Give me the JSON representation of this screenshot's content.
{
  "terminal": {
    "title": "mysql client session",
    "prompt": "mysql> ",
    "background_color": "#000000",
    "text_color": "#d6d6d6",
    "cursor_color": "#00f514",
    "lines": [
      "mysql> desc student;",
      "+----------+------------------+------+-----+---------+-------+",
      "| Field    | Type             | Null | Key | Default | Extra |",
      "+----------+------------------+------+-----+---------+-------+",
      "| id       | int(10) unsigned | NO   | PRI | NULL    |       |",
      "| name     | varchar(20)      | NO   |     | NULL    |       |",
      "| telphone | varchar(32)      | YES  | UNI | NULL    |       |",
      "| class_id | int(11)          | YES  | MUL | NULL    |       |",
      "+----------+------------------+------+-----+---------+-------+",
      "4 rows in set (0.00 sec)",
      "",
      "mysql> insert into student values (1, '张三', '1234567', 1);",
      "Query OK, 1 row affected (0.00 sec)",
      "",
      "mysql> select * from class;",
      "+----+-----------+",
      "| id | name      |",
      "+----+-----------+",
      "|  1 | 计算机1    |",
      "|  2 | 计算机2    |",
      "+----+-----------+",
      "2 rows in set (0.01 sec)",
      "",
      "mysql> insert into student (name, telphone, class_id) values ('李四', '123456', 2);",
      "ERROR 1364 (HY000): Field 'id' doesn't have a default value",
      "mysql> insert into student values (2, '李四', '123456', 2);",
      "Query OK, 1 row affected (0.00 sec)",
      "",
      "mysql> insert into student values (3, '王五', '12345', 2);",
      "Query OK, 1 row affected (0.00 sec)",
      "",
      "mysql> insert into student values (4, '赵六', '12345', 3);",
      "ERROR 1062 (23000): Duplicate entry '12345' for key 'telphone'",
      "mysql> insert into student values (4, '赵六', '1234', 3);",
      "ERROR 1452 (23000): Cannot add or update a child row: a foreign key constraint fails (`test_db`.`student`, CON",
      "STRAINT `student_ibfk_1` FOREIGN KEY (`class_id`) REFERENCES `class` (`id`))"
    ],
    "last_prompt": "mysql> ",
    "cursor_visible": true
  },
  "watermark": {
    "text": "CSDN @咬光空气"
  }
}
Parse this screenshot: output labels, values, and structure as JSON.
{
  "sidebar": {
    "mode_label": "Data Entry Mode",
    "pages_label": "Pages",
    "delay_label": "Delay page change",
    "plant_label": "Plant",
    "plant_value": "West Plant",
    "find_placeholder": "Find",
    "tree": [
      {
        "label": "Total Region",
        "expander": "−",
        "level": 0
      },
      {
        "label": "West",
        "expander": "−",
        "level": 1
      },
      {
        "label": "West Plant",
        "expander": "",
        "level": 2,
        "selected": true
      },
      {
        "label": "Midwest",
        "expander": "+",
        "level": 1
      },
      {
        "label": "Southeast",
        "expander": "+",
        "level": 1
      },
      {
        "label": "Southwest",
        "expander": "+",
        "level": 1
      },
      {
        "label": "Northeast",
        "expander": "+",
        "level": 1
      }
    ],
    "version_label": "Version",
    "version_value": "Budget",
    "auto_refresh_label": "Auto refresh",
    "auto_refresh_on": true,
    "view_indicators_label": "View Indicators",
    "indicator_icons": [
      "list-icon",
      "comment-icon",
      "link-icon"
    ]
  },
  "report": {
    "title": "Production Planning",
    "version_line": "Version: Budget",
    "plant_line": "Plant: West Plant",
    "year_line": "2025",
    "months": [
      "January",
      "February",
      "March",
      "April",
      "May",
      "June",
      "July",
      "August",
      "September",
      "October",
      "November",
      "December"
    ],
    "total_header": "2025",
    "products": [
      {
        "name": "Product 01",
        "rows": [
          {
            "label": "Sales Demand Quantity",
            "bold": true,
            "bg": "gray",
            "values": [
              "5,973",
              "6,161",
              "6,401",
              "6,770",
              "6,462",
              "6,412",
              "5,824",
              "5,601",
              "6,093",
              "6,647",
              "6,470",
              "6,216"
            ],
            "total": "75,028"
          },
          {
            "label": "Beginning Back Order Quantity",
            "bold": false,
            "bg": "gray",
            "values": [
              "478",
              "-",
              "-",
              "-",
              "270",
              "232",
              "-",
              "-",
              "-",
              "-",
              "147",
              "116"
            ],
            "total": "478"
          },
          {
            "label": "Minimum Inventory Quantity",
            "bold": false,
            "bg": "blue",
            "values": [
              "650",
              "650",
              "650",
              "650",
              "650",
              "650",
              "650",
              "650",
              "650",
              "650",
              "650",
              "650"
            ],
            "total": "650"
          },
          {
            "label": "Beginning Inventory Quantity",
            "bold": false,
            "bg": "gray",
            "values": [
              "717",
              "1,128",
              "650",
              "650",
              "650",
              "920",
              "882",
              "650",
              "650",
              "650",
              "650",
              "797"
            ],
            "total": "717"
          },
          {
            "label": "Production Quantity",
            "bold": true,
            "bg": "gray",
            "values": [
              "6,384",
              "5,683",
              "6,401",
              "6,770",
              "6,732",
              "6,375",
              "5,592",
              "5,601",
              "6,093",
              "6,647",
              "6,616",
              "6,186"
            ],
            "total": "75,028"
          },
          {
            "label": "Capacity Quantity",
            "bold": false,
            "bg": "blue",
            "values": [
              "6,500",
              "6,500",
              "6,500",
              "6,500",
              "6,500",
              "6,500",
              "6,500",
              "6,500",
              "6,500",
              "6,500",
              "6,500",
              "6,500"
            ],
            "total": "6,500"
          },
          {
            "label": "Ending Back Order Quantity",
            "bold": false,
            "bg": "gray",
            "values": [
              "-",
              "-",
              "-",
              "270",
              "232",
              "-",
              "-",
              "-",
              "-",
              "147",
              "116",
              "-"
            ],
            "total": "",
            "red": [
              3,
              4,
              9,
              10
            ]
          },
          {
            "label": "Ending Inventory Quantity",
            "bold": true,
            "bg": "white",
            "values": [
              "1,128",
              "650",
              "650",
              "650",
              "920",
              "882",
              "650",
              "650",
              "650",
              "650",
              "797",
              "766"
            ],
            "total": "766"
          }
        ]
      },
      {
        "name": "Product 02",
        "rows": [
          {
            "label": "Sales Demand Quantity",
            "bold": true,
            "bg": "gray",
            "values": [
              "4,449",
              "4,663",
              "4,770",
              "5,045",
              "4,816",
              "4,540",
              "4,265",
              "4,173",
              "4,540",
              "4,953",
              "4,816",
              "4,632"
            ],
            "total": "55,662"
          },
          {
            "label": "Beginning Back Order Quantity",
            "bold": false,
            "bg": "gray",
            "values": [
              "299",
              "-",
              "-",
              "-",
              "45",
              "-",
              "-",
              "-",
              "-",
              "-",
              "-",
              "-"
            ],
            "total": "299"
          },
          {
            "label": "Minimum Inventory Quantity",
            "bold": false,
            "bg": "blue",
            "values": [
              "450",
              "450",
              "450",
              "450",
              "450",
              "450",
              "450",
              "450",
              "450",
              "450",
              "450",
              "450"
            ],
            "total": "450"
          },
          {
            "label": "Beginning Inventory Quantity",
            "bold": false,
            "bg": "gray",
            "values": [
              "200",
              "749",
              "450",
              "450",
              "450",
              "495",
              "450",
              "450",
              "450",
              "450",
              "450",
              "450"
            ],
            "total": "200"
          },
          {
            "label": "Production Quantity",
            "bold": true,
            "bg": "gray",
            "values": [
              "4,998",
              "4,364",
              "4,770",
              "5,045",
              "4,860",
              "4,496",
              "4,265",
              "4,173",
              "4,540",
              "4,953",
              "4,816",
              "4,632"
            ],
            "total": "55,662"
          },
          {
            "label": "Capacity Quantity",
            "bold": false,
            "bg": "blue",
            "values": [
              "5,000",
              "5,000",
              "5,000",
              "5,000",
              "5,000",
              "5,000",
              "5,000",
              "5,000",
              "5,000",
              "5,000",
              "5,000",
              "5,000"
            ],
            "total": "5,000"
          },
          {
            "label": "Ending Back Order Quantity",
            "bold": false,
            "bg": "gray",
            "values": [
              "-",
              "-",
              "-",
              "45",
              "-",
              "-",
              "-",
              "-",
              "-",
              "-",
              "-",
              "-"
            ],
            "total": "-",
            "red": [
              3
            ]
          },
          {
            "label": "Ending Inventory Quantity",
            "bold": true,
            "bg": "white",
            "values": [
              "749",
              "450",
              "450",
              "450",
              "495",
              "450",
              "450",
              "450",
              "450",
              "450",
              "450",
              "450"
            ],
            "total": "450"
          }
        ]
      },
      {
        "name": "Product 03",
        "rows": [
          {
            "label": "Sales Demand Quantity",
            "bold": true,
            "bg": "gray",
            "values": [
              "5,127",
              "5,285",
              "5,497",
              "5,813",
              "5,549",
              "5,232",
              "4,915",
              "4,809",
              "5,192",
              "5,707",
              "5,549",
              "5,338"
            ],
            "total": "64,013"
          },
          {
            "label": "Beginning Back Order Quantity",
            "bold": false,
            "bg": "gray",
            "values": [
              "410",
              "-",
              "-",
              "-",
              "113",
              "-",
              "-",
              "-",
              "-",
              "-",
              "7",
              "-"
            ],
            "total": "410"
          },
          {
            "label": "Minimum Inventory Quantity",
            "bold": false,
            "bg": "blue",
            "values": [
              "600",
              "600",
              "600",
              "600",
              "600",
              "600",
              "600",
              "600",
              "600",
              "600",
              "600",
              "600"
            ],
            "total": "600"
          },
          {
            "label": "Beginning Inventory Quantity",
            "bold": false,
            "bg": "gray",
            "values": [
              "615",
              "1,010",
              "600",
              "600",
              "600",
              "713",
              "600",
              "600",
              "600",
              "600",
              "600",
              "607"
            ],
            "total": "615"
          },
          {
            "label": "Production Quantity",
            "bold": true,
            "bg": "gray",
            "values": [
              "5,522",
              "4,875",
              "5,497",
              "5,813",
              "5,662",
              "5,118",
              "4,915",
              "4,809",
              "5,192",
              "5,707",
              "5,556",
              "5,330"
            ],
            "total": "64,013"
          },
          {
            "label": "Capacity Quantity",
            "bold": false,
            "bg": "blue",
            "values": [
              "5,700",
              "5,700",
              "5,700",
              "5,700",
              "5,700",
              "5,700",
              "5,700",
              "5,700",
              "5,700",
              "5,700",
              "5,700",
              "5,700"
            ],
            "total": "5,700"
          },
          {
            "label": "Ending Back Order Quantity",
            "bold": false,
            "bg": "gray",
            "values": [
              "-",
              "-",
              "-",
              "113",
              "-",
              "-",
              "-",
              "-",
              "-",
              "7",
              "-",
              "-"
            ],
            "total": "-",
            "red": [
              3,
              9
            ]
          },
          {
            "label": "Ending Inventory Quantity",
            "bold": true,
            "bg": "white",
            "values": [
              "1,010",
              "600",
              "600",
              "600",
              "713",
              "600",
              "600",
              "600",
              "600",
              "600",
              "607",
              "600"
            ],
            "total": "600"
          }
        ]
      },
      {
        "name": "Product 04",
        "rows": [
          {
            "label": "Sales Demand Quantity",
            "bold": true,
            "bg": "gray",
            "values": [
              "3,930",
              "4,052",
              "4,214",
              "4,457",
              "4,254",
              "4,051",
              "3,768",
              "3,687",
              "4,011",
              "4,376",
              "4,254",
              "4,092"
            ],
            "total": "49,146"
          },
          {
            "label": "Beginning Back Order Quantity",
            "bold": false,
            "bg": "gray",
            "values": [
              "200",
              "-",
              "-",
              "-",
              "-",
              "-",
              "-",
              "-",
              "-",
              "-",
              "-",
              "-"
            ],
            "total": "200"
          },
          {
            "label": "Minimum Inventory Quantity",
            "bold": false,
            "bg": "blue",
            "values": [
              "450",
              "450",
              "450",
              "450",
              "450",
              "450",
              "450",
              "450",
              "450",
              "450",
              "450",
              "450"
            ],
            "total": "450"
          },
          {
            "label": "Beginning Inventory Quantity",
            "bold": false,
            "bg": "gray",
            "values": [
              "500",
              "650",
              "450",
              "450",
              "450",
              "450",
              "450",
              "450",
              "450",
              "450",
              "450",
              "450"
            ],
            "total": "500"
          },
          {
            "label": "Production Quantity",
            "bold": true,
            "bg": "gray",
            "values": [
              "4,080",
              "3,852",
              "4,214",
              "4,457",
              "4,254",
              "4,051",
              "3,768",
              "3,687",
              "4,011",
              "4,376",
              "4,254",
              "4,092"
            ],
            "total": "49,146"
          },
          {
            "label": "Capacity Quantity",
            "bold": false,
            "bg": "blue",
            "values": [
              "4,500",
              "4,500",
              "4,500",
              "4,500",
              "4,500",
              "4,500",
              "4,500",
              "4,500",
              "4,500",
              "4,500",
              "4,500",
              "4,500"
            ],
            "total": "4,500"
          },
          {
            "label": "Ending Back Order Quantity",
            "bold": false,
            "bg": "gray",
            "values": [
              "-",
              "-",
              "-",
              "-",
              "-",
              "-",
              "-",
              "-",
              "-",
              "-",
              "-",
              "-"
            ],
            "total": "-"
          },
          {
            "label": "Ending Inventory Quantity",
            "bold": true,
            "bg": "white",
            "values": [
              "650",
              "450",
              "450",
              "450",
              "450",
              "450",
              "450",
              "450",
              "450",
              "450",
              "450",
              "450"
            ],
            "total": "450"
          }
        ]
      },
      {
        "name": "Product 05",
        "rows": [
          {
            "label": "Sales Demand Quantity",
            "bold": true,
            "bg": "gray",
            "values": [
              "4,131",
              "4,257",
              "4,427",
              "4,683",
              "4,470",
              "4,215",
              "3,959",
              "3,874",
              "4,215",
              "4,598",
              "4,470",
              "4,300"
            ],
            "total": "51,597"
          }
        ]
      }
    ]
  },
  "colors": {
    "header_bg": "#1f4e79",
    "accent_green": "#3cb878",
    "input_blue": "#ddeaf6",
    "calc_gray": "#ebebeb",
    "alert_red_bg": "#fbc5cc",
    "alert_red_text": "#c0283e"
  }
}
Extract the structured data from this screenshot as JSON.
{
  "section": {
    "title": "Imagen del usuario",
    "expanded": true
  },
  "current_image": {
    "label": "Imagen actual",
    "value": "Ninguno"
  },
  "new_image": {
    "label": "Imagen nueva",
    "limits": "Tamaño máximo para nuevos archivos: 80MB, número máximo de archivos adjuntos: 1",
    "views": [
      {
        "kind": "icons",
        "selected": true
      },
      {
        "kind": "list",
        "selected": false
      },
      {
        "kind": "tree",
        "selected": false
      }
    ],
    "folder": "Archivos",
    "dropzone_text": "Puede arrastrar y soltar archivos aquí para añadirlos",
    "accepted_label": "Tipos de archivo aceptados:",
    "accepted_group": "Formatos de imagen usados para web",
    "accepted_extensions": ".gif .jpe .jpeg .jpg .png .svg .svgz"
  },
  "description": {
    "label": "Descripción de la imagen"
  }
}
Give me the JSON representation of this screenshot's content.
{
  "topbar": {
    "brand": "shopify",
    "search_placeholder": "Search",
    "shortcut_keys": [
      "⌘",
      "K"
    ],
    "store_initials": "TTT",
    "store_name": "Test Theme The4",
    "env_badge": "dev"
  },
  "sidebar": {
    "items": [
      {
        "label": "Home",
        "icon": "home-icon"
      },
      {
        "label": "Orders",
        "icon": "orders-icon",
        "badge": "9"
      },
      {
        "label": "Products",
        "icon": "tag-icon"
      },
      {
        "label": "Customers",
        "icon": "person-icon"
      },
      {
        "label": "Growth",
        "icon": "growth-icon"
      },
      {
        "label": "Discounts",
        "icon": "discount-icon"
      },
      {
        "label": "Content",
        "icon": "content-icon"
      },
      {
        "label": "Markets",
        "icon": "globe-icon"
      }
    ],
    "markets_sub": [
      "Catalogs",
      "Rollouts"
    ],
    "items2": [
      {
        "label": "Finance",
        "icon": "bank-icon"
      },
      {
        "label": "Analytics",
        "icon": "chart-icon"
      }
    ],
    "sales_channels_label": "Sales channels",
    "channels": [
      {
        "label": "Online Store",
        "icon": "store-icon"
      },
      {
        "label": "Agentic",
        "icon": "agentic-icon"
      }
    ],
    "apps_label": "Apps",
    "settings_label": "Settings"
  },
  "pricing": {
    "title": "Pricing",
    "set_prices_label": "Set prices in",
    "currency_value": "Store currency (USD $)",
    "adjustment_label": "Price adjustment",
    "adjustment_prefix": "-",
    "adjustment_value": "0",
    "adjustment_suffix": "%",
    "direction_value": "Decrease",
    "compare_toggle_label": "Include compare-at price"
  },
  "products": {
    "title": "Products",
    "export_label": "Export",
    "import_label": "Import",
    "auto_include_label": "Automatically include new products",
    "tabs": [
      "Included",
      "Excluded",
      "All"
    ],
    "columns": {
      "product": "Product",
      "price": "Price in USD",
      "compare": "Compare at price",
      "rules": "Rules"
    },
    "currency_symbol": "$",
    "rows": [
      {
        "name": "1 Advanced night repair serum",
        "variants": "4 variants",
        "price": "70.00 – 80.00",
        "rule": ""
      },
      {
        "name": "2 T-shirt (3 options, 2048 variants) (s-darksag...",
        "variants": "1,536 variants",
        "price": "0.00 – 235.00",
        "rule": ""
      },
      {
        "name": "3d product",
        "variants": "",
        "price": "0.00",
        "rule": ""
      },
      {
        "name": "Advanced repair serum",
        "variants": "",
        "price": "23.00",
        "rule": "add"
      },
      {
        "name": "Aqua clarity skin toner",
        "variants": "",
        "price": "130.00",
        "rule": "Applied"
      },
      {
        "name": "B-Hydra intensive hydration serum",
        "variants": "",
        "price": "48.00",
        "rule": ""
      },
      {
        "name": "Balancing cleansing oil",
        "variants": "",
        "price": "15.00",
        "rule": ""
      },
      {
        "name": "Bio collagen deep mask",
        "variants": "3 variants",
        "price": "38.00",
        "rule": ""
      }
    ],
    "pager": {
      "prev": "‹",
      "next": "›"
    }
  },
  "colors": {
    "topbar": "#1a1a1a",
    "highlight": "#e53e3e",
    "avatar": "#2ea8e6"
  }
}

Problem details = Search the data for "compare". Copy every matching line.

Answer to this problem =
    "compare_toggle_label": "Include compare-at price"
      "compare": "Compare at price",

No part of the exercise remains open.